[DATASET ENTRIES]

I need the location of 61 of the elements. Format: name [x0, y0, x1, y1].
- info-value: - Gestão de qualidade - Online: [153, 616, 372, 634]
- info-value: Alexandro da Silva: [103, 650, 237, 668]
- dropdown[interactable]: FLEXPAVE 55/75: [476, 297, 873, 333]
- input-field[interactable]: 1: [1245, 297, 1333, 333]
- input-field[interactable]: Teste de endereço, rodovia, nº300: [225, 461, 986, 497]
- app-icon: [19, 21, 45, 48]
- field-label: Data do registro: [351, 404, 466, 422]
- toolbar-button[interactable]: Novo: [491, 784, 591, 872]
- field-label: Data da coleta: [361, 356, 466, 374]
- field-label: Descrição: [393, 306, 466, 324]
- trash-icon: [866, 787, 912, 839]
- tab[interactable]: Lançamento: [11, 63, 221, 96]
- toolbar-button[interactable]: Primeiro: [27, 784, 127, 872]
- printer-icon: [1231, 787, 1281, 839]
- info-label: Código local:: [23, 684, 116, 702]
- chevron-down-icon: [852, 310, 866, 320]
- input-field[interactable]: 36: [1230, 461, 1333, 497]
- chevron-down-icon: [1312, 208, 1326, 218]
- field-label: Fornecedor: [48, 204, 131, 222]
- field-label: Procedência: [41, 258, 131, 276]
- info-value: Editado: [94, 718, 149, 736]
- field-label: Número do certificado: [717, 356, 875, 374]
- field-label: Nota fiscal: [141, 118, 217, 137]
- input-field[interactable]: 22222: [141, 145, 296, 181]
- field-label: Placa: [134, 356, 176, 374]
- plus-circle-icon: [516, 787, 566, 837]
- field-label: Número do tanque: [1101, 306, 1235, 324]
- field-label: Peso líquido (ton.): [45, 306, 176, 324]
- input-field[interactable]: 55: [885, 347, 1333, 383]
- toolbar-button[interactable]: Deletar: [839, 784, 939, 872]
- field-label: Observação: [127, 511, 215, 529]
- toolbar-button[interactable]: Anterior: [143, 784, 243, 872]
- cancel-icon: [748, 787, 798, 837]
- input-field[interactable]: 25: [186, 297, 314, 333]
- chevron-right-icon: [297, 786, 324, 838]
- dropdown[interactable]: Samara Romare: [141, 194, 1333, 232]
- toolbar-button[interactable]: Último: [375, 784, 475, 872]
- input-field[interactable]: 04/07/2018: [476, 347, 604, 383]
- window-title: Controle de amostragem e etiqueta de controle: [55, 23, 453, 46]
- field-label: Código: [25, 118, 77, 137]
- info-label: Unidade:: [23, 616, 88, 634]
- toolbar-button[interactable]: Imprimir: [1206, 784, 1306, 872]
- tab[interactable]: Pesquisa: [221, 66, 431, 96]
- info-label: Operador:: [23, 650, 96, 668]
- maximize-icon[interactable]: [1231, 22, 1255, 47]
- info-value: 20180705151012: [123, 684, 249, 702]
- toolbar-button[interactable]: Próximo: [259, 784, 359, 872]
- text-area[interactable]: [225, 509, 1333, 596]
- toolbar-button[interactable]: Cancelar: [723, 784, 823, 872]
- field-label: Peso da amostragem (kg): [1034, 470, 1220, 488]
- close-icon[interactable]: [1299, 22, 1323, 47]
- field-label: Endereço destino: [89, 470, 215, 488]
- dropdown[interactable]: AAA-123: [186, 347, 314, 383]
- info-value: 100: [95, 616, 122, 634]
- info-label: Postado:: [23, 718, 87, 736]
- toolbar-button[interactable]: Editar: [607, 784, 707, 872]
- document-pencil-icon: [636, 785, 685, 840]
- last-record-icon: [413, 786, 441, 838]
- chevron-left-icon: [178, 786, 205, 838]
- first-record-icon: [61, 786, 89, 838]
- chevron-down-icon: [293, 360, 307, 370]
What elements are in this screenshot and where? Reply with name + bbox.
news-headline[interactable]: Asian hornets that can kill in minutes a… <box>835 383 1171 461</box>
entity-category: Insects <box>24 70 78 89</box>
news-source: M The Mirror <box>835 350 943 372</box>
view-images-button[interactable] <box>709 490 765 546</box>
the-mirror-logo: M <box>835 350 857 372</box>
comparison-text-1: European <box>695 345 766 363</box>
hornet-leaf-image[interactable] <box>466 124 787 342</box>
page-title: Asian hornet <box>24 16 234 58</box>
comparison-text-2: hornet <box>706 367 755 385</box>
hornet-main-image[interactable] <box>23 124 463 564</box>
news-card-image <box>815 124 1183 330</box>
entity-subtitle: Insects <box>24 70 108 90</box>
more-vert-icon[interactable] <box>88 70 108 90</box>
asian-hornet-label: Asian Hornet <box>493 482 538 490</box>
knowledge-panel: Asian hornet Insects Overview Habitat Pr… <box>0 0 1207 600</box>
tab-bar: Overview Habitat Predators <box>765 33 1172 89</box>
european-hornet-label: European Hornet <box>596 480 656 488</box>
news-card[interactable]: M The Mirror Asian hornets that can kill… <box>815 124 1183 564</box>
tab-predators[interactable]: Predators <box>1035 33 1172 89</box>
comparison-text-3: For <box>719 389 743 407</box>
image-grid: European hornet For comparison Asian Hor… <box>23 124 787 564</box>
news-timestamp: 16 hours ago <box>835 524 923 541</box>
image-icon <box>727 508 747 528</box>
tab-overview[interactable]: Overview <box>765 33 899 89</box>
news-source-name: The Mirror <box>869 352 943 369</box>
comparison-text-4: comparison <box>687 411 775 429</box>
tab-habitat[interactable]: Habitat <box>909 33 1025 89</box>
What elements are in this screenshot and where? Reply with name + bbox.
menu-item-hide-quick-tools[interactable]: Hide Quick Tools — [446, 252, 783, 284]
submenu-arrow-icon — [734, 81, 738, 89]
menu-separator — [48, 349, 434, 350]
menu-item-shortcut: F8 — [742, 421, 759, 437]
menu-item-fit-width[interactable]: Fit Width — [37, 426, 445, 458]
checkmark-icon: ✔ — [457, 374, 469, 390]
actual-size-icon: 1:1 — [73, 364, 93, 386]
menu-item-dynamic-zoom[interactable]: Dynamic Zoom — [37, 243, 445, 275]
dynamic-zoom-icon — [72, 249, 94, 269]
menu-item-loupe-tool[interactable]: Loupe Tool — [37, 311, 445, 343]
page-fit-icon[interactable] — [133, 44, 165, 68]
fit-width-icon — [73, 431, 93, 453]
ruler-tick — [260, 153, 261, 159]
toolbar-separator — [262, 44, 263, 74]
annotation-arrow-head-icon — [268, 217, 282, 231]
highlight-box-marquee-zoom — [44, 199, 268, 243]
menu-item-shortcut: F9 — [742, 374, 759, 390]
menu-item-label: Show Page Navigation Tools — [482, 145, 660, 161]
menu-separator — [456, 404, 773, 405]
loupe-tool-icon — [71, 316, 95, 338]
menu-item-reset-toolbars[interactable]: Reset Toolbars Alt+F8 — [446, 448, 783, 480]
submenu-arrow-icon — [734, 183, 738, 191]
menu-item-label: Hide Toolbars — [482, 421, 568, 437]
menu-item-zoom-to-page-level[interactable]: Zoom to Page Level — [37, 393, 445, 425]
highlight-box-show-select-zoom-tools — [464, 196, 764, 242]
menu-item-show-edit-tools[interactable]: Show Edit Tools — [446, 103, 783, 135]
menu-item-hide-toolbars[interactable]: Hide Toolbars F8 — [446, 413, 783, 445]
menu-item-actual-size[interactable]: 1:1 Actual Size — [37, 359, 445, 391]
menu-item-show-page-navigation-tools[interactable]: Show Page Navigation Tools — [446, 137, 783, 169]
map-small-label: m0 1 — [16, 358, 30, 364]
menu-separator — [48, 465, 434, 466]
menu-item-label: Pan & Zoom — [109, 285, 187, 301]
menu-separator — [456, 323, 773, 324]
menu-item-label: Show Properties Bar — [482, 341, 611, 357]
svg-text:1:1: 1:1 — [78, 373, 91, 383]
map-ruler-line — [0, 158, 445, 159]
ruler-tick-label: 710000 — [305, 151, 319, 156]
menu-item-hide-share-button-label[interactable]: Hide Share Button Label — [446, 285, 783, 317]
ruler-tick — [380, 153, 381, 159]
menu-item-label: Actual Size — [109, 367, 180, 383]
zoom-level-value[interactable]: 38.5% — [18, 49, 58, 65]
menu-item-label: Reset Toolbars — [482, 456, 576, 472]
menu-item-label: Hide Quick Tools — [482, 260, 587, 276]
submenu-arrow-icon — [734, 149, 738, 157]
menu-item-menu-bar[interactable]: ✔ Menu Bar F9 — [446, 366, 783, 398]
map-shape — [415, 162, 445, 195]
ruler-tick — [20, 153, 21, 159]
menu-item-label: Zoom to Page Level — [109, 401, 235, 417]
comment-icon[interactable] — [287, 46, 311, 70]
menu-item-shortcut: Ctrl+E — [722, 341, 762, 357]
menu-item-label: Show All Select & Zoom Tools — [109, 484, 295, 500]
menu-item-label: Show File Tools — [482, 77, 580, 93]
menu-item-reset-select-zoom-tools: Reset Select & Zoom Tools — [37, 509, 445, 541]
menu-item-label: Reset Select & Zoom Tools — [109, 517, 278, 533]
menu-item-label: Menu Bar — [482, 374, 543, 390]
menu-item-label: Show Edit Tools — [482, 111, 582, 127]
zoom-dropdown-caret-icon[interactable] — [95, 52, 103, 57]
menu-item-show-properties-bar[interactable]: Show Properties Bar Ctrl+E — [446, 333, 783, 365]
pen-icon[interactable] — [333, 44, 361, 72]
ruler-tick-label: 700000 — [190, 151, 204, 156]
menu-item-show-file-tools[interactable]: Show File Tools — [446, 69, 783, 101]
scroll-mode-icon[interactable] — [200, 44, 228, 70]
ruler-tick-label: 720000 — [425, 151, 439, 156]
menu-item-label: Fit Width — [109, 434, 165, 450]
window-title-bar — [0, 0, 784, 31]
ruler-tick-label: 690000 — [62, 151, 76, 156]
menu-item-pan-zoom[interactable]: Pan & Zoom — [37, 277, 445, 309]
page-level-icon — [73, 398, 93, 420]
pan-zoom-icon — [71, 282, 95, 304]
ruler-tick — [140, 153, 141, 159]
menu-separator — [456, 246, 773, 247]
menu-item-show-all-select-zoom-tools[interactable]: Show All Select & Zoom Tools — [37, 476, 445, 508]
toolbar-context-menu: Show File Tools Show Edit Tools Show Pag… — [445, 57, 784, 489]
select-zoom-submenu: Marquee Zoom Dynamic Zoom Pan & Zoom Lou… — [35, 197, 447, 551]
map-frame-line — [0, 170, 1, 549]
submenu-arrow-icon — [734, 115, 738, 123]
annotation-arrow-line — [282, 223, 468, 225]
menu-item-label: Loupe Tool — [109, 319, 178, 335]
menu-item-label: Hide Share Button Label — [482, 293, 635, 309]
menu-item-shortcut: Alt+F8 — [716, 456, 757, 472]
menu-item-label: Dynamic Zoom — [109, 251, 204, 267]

[EXERCISE] Reproduce verbatim everything from the start of the entries down to and including the line containing "- info-label: Código".

[REPLY TO THE EXERCISE]
I need the location of 61 of the elements. Format: name [x0, y0, x1, y1].
- info-value: - Gestão de qualidade - Online: [153, 616, 372, 634]
- info-value: Alexandro da Silva: [103, 650, 237, 668]
- dropdown[interactable]: FLEXPAVE 55/75: [476, 297, 873, 333]
- input-field[interactable]: 1: [1245, 297, 1333, 333]
- input-field[interactable]: Teste de endereço, rodovia, nº300: [225, 461, 986, 497]
- app-icon: [19, 21, 45, 48]
- field-label: Data do registro: [351, 404, 466, 422]
- toolbar-button[interactable]: Novo: [491, 784, 591, 872]
- field-label: Data da coleta: [361, 356, 466, 374]
- field-label: Descrição: [393, 306, 466, 324]
- trash-icon: [866, 787, 912, 839]
- tab[interactable]: Lançamento: [11, 63, 221, 96]
- toolbar-button[interactable]: Primeiro: [27, 784, 127, 872]
- printer-icon: [1231, 787, 1281, 839]
- info-label: Código local:: [23, 684, 116, 702]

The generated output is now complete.